[SUPPLIED ENTRIES start]

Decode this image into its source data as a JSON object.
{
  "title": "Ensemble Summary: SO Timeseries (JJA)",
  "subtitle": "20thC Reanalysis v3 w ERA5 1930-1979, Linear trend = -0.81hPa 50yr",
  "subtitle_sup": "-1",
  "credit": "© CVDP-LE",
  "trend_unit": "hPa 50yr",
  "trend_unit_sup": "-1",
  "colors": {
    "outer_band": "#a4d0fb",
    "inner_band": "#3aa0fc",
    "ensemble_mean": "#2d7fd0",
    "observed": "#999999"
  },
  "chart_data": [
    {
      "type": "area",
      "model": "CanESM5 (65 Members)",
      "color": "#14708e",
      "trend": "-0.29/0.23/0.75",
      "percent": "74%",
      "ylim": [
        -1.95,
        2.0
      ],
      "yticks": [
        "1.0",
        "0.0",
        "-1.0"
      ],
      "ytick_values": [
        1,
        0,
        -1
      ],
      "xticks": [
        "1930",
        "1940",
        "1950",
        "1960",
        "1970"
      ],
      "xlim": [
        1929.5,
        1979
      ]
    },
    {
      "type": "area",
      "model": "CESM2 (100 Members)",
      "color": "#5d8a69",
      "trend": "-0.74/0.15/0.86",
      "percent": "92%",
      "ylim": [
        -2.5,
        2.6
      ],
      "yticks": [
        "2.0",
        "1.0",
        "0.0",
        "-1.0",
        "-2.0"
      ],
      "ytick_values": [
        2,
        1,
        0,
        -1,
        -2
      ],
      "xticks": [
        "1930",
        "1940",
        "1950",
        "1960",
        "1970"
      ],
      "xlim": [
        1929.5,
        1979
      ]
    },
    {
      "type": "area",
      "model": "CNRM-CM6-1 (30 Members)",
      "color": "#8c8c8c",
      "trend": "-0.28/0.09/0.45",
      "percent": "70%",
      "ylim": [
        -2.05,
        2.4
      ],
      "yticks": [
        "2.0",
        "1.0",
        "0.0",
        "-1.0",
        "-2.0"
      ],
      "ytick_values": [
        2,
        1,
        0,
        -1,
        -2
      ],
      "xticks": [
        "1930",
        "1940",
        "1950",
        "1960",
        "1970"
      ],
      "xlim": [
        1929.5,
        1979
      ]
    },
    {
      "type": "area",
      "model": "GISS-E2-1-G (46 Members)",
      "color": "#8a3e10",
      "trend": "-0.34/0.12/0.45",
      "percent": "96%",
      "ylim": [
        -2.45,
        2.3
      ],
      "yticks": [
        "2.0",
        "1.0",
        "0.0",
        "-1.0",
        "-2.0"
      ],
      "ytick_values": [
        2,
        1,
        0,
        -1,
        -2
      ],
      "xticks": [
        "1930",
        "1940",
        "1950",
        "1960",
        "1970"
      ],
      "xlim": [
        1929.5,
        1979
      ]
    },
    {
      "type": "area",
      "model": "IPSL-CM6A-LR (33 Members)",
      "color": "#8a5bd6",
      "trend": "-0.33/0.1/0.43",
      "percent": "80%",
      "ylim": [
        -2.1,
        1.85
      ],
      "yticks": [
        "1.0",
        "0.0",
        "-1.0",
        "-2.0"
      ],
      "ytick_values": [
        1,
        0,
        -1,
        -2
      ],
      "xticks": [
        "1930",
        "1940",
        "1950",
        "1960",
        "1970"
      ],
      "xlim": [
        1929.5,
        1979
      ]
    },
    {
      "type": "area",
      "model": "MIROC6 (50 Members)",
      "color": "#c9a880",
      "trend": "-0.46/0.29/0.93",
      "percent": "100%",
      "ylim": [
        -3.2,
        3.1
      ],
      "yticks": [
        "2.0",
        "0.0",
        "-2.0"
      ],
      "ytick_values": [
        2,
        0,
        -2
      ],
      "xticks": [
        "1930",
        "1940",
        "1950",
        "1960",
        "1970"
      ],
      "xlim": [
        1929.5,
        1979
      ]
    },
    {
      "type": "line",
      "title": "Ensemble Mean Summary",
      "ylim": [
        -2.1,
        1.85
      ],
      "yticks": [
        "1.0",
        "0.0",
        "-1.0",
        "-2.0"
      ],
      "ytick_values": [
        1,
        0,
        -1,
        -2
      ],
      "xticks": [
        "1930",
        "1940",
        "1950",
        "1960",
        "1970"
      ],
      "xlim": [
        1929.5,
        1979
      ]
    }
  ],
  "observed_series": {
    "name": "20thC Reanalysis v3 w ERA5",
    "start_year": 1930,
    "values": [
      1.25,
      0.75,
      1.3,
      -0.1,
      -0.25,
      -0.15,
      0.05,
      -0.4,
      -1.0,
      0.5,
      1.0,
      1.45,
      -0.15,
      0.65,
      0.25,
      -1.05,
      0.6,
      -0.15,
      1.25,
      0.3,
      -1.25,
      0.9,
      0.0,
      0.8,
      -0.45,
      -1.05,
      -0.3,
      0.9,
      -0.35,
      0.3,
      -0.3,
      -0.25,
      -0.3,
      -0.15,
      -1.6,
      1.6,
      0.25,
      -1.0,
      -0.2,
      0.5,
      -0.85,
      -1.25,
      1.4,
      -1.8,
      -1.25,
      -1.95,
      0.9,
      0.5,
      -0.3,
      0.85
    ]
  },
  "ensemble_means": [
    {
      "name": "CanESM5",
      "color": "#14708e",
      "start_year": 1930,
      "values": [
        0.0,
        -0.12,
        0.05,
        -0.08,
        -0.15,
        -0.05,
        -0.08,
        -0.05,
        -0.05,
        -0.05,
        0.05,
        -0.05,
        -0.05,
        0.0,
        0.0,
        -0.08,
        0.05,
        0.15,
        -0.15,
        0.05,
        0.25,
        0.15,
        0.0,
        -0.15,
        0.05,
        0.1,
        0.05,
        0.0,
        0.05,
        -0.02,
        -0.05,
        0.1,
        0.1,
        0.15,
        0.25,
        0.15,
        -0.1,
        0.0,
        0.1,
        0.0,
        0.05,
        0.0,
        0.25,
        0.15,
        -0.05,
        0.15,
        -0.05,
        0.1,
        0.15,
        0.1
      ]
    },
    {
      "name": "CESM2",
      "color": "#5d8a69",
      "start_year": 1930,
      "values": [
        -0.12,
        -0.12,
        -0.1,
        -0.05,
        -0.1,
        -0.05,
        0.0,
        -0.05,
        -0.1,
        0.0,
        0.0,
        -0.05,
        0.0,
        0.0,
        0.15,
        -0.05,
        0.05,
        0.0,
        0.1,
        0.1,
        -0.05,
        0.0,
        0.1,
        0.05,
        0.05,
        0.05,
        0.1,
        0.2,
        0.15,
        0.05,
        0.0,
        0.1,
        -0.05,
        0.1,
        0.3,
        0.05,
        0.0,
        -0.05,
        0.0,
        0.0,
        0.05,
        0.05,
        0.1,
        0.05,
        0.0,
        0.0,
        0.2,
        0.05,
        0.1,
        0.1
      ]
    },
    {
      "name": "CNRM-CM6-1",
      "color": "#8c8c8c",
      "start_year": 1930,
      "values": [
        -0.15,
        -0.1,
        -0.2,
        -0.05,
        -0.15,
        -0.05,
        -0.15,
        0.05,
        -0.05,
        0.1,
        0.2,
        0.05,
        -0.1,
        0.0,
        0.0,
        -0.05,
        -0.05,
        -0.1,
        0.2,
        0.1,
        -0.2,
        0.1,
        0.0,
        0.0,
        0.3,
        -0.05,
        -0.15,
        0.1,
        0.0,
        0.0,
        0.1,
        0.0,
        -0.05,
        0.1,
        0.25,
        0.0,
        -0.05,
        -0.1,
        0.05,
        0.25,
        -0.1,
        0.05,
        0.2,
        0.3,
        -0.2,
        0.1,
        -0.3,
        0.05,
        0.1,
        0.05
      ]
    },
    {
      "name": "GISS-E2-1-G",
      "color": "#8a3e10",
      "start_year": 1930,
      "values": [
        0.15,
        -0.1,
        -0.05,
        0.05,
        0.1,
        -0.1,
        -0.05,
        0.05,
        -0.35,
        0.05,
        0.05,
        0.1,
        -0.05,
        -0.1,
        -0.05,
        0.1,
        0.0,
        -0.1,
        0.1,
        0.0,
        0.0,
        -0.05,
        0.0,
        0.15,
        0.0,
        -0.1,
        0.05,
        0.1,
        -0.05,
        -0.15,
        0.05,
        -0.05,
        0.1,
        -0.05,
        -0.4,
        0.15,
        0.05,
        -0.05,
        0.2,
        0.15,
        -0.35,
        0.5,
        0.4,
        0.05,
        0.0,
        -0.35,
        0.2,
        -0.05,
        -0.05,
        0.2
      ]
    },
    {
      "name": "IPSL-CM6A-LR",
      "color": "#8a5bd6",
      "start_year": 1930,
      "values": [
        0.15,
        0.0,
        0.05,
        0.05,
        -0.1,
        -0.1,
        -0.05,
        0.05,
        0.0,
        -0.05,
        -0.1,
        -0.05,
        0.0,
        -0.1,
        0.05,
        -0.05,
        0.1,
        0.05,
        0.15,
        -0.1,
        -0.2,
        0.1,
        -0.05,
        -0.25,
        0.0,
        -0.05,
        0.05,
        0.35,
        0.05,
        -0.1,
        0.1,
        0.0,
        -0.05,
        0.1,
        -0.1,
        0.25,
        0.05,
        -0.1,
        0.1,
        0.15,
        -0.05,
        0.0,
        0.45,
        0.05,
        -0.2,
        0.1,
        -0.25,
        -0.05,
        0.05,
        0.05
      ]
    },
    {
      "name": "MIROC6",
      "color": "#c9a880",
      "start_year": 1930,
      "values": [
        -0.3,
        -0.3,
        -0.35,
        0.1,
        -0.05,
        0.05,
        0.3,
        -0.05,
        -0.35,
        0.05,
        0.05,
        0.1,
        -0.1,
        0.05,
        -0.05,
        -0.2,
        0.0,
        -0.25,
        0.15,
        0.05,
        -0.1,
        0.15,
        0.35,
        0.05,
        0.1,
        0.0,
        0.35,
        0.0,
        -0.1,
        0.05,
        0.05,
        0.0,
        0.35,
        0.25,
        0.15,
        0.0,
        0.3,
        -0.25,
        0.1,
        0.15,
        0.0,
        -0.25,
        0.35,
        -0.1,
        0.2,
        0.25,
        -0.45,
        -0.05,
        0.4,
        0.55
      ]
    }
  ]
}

[SUPPLIED ENTRIES end]

### EXERCISE TASK
Collect each line containing the string "IPSL".

### RESPONSE TO THE EXERCISE
      "model": "IPSL-CM6A-LR (33 Members)",
      "name": "IPSL-CM6A-LR",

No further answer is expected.